>> Start Records shown

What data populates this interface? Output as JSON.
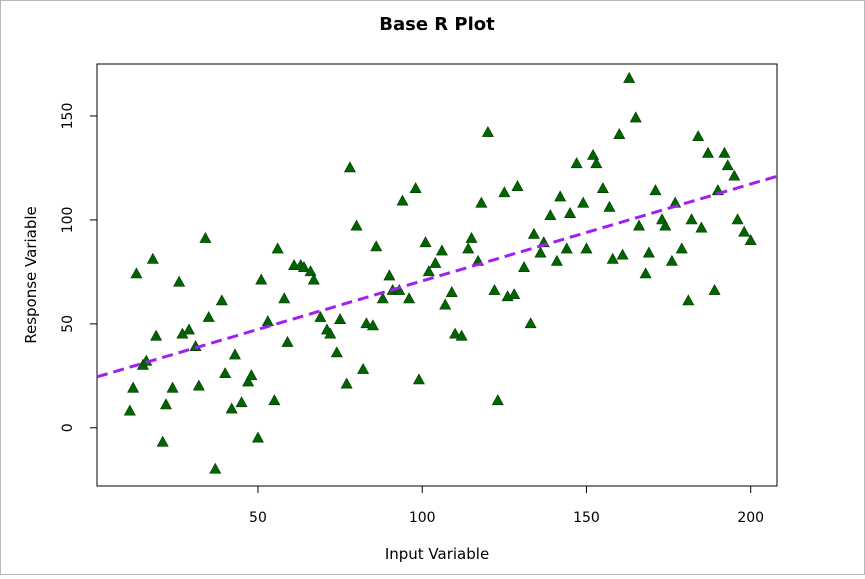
{
  "chart_data": {
    "type": "scatter",
    "title": "Base R Plot",
    "xlabel": "Input Variable",
    "ylabel": "Response Variable",
    "xlim": [
      1,
      208
    ],
    "ylim": [
      -28,
      175
    ],
    "x_ticks": [
      50,
      100,
      150,
      200
    ],
    "y_ticks": [
      0,
      50,
      100,
      150
    ],
    "x_tick_labels": [
      "50",
      "100",
      "150",
      "200"
    ],
    "y_tick_labels": [
      "0",
      "50",
      "100",
      "150"
    ],
    "grid": false,
    "legend": "none",
    "colors": {
      "points": "#006400",
      "regression_line": "#a020f0",
      "axis": "#000000"
    },
    "regression_line": {
      "style": "dashed",
      "x": [
        1,
        208
      ],
      "y": [
        24.5,
        121
      ]
    },
    "points": [
      {
        "x": 11,
        "y": 8
      },
      {
        "x": 12,
        "y": 19
      },
      {
        "x": 13,
        "y": 74
      },
      {
        "x": 15,
        "y": 30
      },
      {
        "x": 16,
        "y": 32
      },
      {
        "x": 18,
        "y": 81
      },
      {
        "x": 19,
        "y": 44
      },
      {
        "x": 21,
        "y": -7
      },
      {
        "x": 22,
        "y": 11
      },
      {
        "x": 24,
        "y": 19
      },
      {
        "x": 26,
        "y": 70
      },
      {
        "x": 27,
        "y": 45
      },
      {
        "x": 29,
        "y": 47
      },
      {
        "x": 31,
        "y": 39
      },
      {
        "x": 32,
        "y": 20
      },
      {
        "x": 34,
        "y": 91
      },
      {
        "x": 35,
        "y": 53
      },
      {
        "x": 37,
        "y": -20
      },
      {
        "x": 39,
        "y": 61
      },
      {
        "x": 40,
        "y": 26
      },
      {
        "x": 42,
        "y": 9
      },
      {
        "x": 43,
        "y": 35
      },
      {
        "x": 45,
        "y": 12
      },
      {
        "x": 47,
        "y": 22
      },
      {
        "x": 48,
        "y": 25
      },
      {
        "x": 50,
        "y": -5
      },
      {
        "x": 51,
        "y": 71
      },
      {
        "x": 53,
        "y": 51
      },
      {
        "x": 55,
        "y": 13
      },
      {
        "x": 56,
        "y": 86
      },
      {
        "x": 58,
        "y": 62
      },
      {
        "x": 59,
        "y": 41
      },
      {
        "x": 61,
        "y": 78
      },
      {
        "x": 63,
        "y": 78
      },
      {
        "x": 64,
        "y": 77
      },
      {
        "x": 66,
        "y": 75
      },
      {
        "x": 67,
        "y": 71
      },
      {
        "x": 69,
        "y": 53
      },
      {
        "x": 71,
        "y": 47
      },
      {
        "x": 72,
        "y": 45
      },
      {
        "x": 74,
        "y": 36
      },
      {
        "x": 75,
        "y": 52
      },
      {
        "x": 77,
        "y": 21
      },
      {
        "x": 78,
        "y": 125
      },
      {
        "x": 80,
        "y": 97
      },
      {
        "x": 82,
        "y": 28
      },
      {
        "x": 83,
        "y": 50
      },
      {
        "x": 85,
        "y": 49
      },
      {
        "x": 86,
        "y": 87
      },
      {
        "x": 88,
        "y": 62
      },
      {
        "x": 90,
        "y": 73
      },
      {
        "x": 91,
        "y": 66
      },
      {
        "x": 93,
        "y": 66
      },
      {
        "x": 94,
        "y": 109
      },
      {
        "x": 96,
        "y": 62
      },
      {
        "x": 98,
        "y": 115
      },
      {
        "x": 99,
        "y": 23
      },
      {
        "x": 101,
        "y": 89
      },
      {
        "x": 102,
        "y": 75
      },
      {
        "x": 104,
        "y": 79
      },
      {
        "x": 106,
        "y": 85
      },
      {
        "x": 107,
        "y": 59
      },
      {
        "x": 109,
        "y": 65
      },
      {
        "x": 110,
        "y": 45
      },
      {
        "x": 112,
        "y": 44
      },
      {
        "x": 114,
        "y": 86
      },
      {
        "x": 115,
        "y": 91
      },
      {
        "x": 117,
        "y": 80
      },
      {
        "x": 118,
        "y": 108
      },
      {
        "x": 120,
        "y": 142
      },
      {
        "x": 122,
        "y": 66
      },
      {
        "x": 123,
        "y": 13
      },
      {
        "x": 125,
        "y": 113
      },
      {
        "x": 126,
        "y": 63
      },
      {
        "x": 128,
        "y": 64
      },
      {
        "x": 129,
        "y": 116
      },
      {
        "x": 131,
        "y": 77
      },
      {
        "x": 133,
        "y": 50
      },
      {
        "x": 134,
        "y": 93
      },
      {
        "x": 136,
        "y": 84
      },
      {
        "x": 137,
        "y": 89
      },
      {
        "x": 139,
        "y": 102
      },
      {
        "x": 141,
        "y": 80
      },
      {
        "x": 142,
        "y": 111
      },
      {
        "x": 144,
        "y": 86
      },
      {
        "x": 145,
        "y": 103
      },
      {
        "x": 147,
        "y": 127
      },
      {
        "x": 149,
        "y": 108
      },
      {
        "x": 150,
        "y": 86
      },
      {
        "x": 152,
        "y": 131
      },
      {
        "x": 153,
        "y": 127
      },
      {
        "x": 155,
        "y": 115
      },
      {
        "x": 157,
        "y": 106
      },
      {
        "x": 158,
        "y": 81
      },
      {
        "x": 160,
        "y": 141
      },
      {
        "x": 161,
        "y": 83
      },
      {
        "x": 163,
        "y": 168
      },
      {
        "x": 165,
        "y": 149
      },
      {
        "x": 166,
        "y": 97
      },
      {
        "x": 168,
        "y": 74
      },
      {
        "x": 169,
        "y": 84
      },
      {
        "x": 171,
        "y": 114
      },
      {
        "x": 173,
        "y": 100
      },
      {
        "x": 174,
        "y": 97
      },
      {
        "x": 176,
        "y": 80
      },
      {
        "x": 177,
        "y": 108
      },
      {
        "x": 179,
        "y": 86
      },
      {
        "x": 181,
        "y": 61
      },
      {
        "x": 182,
        "y": 100
      },
      {
        "x": 184,
        "y": 140
      },
      {
        "x": 185,
        "y": 96
      },
      {
        "x": 187,
        "y": 132
      },
      {
        "x": 189,
        "y": 66
      },
      {
        "x": 190,
        "y": 114
      },
      {
        "x": 192,
        "y": 132
      },
      {
        "x": 193,
        "y": 126
      },
      {
        "x": 195,
        "y": 121
      },
      {
        "x": 196,
        "y": 100
      },
      {
        "x": 198,
        "y": 94
      },
      {
        "x": 200,
        "y": 90
      }
    ]
  }
}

>> End Records shown

Task to complete: Make an exact copy of all entries above, dropping the images.

Finished exercise:
What data populates this interface? Output as JSON.
{
  "chart_data": {
    "type": "scatter",
    "title": "Base R Plot",
    "xlabel": "Input Variable",
    "ylabel": "Response Variable",
    "xlim": [
      1,
      208
    ],
    "ylim": [
      -28,
      175
    ],
    "x_ticks": [
      50,
      100,
      150,
      200
    ],
    "y_ticks": [
      0,
      50,
      100,
      150
    ],
    "x_tick_labels": [
      "50",
      "100",
      "150",
      "200"
    ],
    "y_tick_labels": [
      "0",
      "50",
      "100",
      "150"
    ],
    "grid": false,
    "legend": "none",
    "colors": {
      "points": "#006400",
      "regression_line": "#a020f0",
      "axis": "#000000"
    },
    "regression_line": {
      "style": "dashed",
      "x": [
        1,
        208
      ],
      "y": [
        24.5,
        121
      ]
    },
    "points": [
      {
        "x": 11,
        "y": 8
      },
      {
        "x": 12,
        "y": 19
      },
      {
        "x": 13,
        "y": 74
      },
      {
        "x": 15,
        "y": 30
      },
      {
        "x": 16,
        "y": 32
      },
      {
        "x": 18,
        "y": 81
      },
      {
        "x": 19,
        "y": 44
      },
      {
        "x": 21,
        "y": -7
      },
      {
        "x": 22,
        "y": 11
      },
      {
        "x": 24,
        "y": 19
      },
      {
        "x": 26,
        "y": 70
      },
      {
        "x": 27,
        "y": 45
      },
      {
        "x": 29,
        "y": 47
      },
      {
        "x": 31,
        "y": 39
      },
      {
        "x": 32,
        "y": 20
      },
      {
        "x": 34,
        "y": 91
      },
      {
        "x": 35,
        "y": 53
      },
      {
        "x": 37,
        "y": -20
      },
      {
        "x": 39,
        "y": 61
      },
      {
        "x": 40,
        "y": 26
      },
      {
        "x": 42,
        "y": 9
      },
      {
        "x": 43,
        "y": 35
      },
      {
        "x": 45,
        "y": 12
      },
      {
        "x": 47,
        "y": 22
      },
      {
        "x": 48,
        "y": 25
      },
      {
        "x": 50,
        "y": -5
      },
      {
        "x": 51,
        "y": 71
      },
      {
        "x": 53,
        "y": 51
      },
      {
        "x": 55,
        "y": 13
      },
      {
        "x": 56,
        "y": 86
      },
      {
        "x": 58,
        "y": 62
      },
      {
        "x": 59,
        "y": 41
      },
      {
        "x": 61,
        "y": 78
      },
      {
        "x": 63,
        "y": 78
      },
      {
        "x": 64,
        "y": 77
      },
      {
        "x": 66,
        "y": 75
      },
      {
        "x": 67,
        "y": 71
      },
      {
        "x": 69,
        "y": 53
      },
      {
        "x": 71,
        "y": 47
      },
      {
        "x": 72,
        "y": 45
      },
      {
        "x": 74,
        "y": 36
      },
      {
        "x": 75,
        "y": 52
      },
      {
        "x": 77,
        "y": 21
      },
      {
        "x": 78,
        "y": 125
      },
      {
        "x": 80,
        "y": 97
      },
      {
        "x": 82,
        "y": 28
      },
      {
        "x": 83,
        "y": 50
      },
      {
        "x": 85,
        "y": 49
      },
      {
        "x": 86,
        "y": 87
      },
      {
        "x": 88,
        "y": 62
      },
      {
        "x": 90,
        "y": 73
      },
      {
        "x": 91,
        "y": 66
      },
      {
        "x": 93,
        "y": 66
      },
      {
        "x": 94,
        "y": 109
      },
      {
        "x": 96,
        "y": 62
      },
      {
        "x": 98,
        "y": 115
      },
      {
        "x": 99,
        "y": 23
      },
      {
        "x": 101,
        "y": 89
      },
      {
        "x": 102,
        "y": 75
      },
      {
        "x": 104,
        "y": 79
      },
      {
        "x": 106,
        "y": 85
      },
      {
        "x": 107,
        "y": 59
      },
      {
        "x": 109,
        "y": 65
      },
      {
        "x": 110,
        "y": 45
      },
      {
        "x": 112,
        "y": 44
      },
      {
        "x": 114,
        "y": 86
      },
      {
        "x": 115,
        "y": 91
      },
      {
        "x": 117,
        "y": 80
      },
      {
        "x": 118,
        "y": 108
      },
      {
        "x": 120,
        "y": 142
      },
      {
        "x": 122,
        "y": 66
      },
      {
        "x": 123,
        "y": 13
      },
      {
        "x": 125,
        "y": 113
      },
      {
        "x": 126,
        "y": 63
      },
      {
        "x": 128,
        "y": 64
      },
      {
        "x": 129,
        "y": 116
      },
      {
        "x": 131,
        "y": 77
      },
      {
        "x": 133,
        "y": 50
      },
      {
        "x": 134,
        "y": 93
      },
      {
        "x": 136,
        "y": 84
      },
      {
        "x": 137,
        "y": 89
      },
      {
        "x": 139,
        "y": 102
      },
      {
        "x": 141,
        "y": 80
      },
      {
        "x": 142,
        "y": 111
      },
      {
        "x": 144,
        "y": 86
      },
      {
        "x": 145,
        "y": 103
      },
      {
        "x": 147,
        "y": 127
      },
      {
        "x": 149,
        "y": 108
      },
      {
        "x": 150,
        "y": 86
      },
      {
        "x": 152,
        "y": 131
      },
      {
        "x": 153,
        "y": 127
      },
      {
        "x": 155,
        "y": 115
      },
      {
        "x": 157,
        "y": 106
      },
      {
        "x": 158,
        "y": 81
      },
      {
        "x": 160,
        "y": 141
      },
      {
        "x": 161,
        "y": 83
      },
      {
        "x": 163,
        "y": 168
      },
      {
        "x": 165,
        "y": 149
      },
      {
        "x": 166,
        "y": 97
      },
      {
        "x": 168,
        "y": 74
      },
      {
        "x": 169,
        "y": 84
      },
      {
        "x": 171,
        "y": 114
      },
      {
        "x": 173,
        "y": 100
      },
      {
        "x": 174,
        "y": 97
      },
      {
        "x": 176,
        "y": 80
      },
      {
        "x": 177,
        "y": 108
      },
      {
        "x": 179,
        "y": 86
      },
      {
        "x": 181,
        "y": 61
      },
      {
        "x": 182,
        "y": 100
      },
      {
        "x": 184,
        "y": 140
      },
      {
        "x": 185,
        "y": 96
      },
      {
        "x": 187,
        "y": 132
      },
      {
        "x": 189,
        "y": 66
      },
      {
        "x": 190,
        "y": 114
      },
      {
        "x": 192,
        "y": 132
      },
      {
        "x": 193,
        "y": 126
      },
      {
        "x": 195,
        "y": 121
      },
      {
        "x": 196,
        "y": 100
      },
      {
        "x": 198,
        "y": 94
      },
      {
        "x": 200,
        "y": 90
      }
    ]
  }
}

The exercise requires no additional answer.